--- begin Input for this task ---

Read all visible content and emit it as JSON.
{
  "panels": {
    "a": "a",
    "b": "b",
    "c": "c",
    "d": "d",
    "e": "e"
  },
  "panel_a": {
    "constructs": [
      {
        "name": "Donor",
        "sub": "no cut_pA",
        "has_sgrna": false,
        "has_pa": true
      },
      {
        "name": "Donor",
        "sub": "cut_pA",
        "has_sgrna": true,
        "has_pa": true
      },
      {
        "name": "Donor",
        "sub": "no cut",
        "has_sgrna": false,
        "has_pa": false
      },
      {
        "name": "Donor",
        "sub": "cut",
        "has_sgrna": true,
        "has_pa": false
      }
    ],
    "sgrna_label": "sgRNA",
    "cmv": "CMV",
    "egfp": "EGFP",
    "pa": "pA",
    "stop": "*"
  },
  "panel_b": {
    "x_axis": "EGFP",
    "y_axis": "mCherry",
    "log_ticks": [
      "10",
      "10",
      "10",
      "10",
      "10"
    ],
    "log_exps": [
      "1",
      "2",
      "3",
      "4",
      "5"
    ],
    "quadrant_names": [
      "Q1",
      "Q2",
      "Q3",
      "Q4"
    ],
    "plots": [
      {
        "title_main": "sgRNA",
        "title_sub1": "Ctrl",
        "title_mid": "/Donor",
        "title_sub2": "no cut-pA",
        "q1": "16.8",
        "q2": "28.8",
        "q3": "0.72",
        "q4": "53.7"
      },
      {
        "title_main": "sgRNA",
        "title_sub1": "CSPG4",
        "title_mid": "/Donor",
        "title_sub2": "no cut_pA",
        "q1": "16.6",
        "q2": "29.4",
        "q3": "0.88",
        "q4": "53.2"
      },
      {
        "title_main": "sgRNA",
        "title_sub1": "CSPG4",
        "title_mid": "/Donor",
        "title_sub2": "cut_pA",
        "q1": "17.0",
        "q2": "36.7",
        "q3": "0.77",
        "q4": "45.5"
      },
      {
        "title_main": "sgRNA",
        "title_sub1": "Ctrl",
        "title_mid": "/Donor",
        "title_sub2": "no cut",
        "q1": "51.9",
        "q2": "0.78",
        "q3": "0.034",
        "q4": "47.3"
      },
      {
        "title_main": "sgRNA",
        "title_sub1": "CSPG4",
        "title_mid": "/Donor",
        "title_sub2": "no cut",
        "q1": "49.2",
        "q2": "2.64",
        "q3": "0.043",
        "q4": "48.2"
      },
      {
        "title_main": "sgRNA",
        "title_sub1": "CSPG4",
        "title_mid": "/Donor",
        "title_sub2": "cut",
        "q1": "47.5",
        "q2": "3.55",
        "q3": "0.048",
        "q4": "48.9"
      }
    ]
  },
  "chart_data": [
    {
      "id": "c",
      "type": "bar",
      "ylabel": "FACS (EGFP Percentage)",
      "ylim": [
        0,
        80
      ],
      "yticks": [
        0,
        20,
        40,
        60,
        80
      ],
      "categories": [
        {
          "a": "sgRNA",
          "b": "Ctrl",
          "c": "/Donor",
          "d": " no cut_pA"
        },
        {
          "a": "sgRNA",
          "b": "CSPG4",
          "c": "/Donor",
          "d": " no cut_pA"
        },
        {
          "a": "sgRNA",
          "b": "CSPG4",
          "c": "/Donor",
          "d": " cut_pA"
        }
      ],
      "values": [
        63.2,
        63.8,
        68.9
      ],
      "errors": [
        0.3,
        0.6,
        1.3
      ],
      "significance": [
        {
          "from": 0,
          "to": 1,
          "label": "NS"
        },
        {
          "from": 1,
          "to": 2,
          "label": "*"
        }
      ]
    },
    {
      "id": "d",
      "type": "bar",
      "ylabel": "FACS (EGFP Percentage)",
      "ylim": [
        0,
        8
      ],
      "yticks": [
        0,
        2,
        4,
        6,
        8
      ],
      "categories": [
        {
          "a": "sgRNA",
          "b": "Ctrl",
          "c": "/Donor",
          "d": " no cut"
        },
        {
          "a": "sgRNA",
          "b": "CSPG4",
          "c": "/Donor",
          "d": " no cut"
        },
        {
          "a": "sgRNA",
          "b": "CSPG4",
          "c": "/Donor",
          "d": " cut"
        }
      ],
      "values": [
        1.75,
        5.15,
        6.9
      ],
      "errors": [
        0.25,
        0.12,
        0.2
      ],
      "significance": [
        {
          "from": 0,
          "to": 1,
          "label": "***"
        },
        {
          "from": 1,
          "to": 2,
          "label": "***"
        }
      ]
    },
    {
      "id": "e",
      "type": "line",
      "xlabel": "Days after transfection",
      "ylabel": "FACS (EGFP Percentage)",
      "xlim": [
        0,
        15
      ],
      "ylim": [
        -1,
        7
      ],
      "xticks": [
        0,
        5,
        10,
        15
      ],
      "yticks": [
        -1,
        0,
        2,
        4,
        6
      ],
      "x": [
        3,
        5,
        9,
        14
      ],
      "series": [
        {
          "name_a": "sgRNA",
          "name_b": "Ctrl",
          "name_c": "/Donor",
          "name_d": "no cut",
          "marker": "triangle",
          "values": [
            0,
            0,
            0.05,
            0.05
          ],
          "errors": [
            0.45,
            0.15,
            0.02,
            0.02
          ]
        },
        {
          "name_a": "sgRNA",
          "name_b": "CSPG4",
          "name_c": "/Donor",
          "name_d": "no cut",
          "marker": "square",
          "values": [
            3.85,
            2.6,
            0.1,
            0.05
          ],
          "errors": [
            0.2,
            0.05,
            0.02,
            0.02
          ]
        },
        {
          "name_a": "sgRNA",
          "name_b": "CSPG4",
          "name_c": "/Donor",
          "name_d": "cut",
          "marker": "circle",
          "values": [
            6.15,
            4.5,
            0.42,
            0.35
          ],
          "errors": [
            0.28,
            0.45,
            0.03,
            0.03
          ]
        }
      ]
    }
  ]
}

--- end Input for this task ---

» Aim: Each line above is to be repeated exactly.

» Output for this exercise:
Read all visible content and emit it as JSON.
{
  "panels": {
    "a": "a",
    "b": "b",
    "c": "c",
    "d": "d",
    "e": "e"
  },
  "panel_a": {
    "constructs": [
      {
        "name": "Donor",
        "sub": "no cut_pA",
        "has_sgrna": false,
        "has_pa": true
      },
      {
        "name": "Donor",
        "sub": "cut_pA",
        "has_sgrna": true,
        "has_pa": true
      },
      {
        "name": "Donor",
        "sub": "no cut",
        "has_sgrna": false,
        "has_pa": false
      },
      {
        "name": "Donor",
        "sub": "cut",
        "has_sgrna": true,
        "has_pa": false
      }
    ],
    "sgrna_label": "sgRNA",
    "cmv": "CMV",
    "egfp": "EGFP",
    "pa": "pA",
    "stop": "*"
  },
  "panel_b": {
    "x_axis": "EGFP",
    "y_axis": "mCherry",
    "log_ticks": [
      "10",
      "10",
      "10",
      "10",
      "10"
    ],
    "log_exps": [
      "1",
      "2",
      "3",
      "4",
      "5"
    ],
    "quadrant_names": [
      "Q1",
      "Q2",
      "Q3",
      "Q4"
    ],
    "plots": [
      {
        "title_main": "sgRNA",
        "title_sub1": "Ctrl",
        "title_mid": "/Donor",
        "title_sub2": "no cut-pA",
        "q1": "16.8",
        "q2": "28.8",
        "q3": "0.72",
        "q4": "53.7"
      },
      {
        "title_main": "sgRNA",
        "title_sub1": "CSPG4",
        "title_mid": "/Donor",
        "title_sub2": "no cut_pA",
        "q1": "16.6",
        "q2": "29.4",
        "q3": "0.88",
        "q4": "53.2"
      },
      {
        "title_main": "sgRNA",
        "title_sub1": "CSPG4",
        "title_mid": "/Donor",
        "title_sub2": "cut_pA",
        "q1": "17.0",
        "q2": "36.7",
        "q3": "0.77",
        "q4": "45.5"
      },
      {
        "title_main": "sgRNA",
        "title_sub1": "Ctrl",
        "title_mid": "/Donor",
        "title_sub2": "no cut",
        "q1": "51.9",
        "q2": "0.78",
        "q3": "0.034",
        "q4": "47.3"
      },
      {
        "title_main": "sgRNA",
        "title_sub1": "CSPG4",
        "title_mid": "/Donor",
        "title_sub2": "no cut",
        "q1": "49.2",
        "q2": "2.64",
        "q3": "0.043",
        "q4": "48.2"
      },
      {
        "title_main": "sgRNA",
        "title_sub1": "CSPG4",
        "title_mid": "/Donor",
        "title_sub2": "cut",
        "q1": "47.5",
        "q2": "3.55",
        "q3": "0.048",
        "q4": "48.9"
      }
    ]
  },
  "chart_data": [
    {
      "id": "c",
      "type": "bar",
      "ylabel": "FACS (EGFP Percentage)",
      "ylim": [
        0,
        80
      ],
      "yticks": [
        0,
        20,
        40,
        60,
        80
      ],
      "categories": [
        {
          "a": "sgRNA",
          "b": "Ctrl",
          "c": "/Donor",
          "d": " no cut_pA"
        },
        {
          "a": "sgRNA",
          "b": "CSPG4",
          "c": "/Donor",
          "d": " no cut_pA"
        },
        {
          "a": "sgRNA",
          "b": "CSPG4",
          "c": "/Donor",
          "d": " cut_pA"
        }
      ],
      "values": [
        63.2,
        63.8,
        68.9
      ],
      "errors": [
        0.3,
        0.6,
        1.3
      ],
      "significance": [
        {
          "from": 0,
          "to": 1,
          "label": "NS"
        },
        {
          "from": 1,
          "to": 2,
          "label": "*"
        }
      ]
    },
    {
      "id": "d",
      "type": "bar",
      "ylabel": "FACS (EGFP Percentage)",
      "ylim": [
        0,
        8
      ],
      "yticks": [
        0,
        2,
        4,
        6,
        8
      ],
      "categories": [
        {
          "a": "sgRNA",
          "b": "Ctrl",
          "c": "/Donor",
          "d": " no cut"
        },
        {
          "a": "sgRNA",
          "b": "CSPG4",
          "c": "/Donor",
          "d": " no cut"
        },
        {
          "a": "sgRNA",
          "b": "CSPG4",
          "c": "/Donor",
          "d": " cut"
        }
      ],
      "values": [
        1.75,
        5.15,
        6.9
      ],
      "errors": [
        0.25,
        0.12,
        0.2
      ],
      "significance": [
        {
          "from": 0,
          "to": 1,
          "label": "***"
        },
        {
          "from": 1,
          "to": 2,
          "label": "***"
        }
      ]
    },
    {
      "id": "e",
      "type": "line",
      "xlabel": "Days after transfection",
      "ylabel": "FACS (EGFP Percentage)",
      "xlim": [
        0,
        15
      ],
      "ylim": [
        -1,
        7
      ],
      "xticks": [
        0,
        5,
        10,
        15
      ],
      "yticks": [
        -1,
        0,
        2,
        4,
        6
      ],
      "x": [
        3,
        5,
        9,
        14
      ],
      "series": [
        {
          "name_a": "sgRNA",
          "name_b": "Ctrl",
          "name_c": "/Donor",
          "name_d": "no cut",
          "marker": "triangle",
          "values": [
            0,
            0,
            0.05,
            0.05
          ],
          "errors": [
            0.45,
            0.15,
            0.02,
            0.02
          ]
        },
        {
          "name_a": "sgRNA",
          "name_b": "CSPG4",
          "name_c": "/Donor",
          "name_d": "no cut",
          "marker": "square",
          "values": [
            3.85,
            2.6,
            0.1,
            0.05
          ],
          "errors": [
            0.2,
            0.05,
            0.02,
            0.02
          ]
        },
        {
          "name_a": "sgRNA",
          "name_b": "CSPG4",
          "name_c": "/Donor",
          "name_d": "cut",
          "marker": "circle",
          "values": [
            6.15,
            4.5,
            0.42,
            0.35
          ],
          "errors": [
            0.28,
            0.45,
            0.03,
            0.03
          ]
        }
      ]
    }
  ]
}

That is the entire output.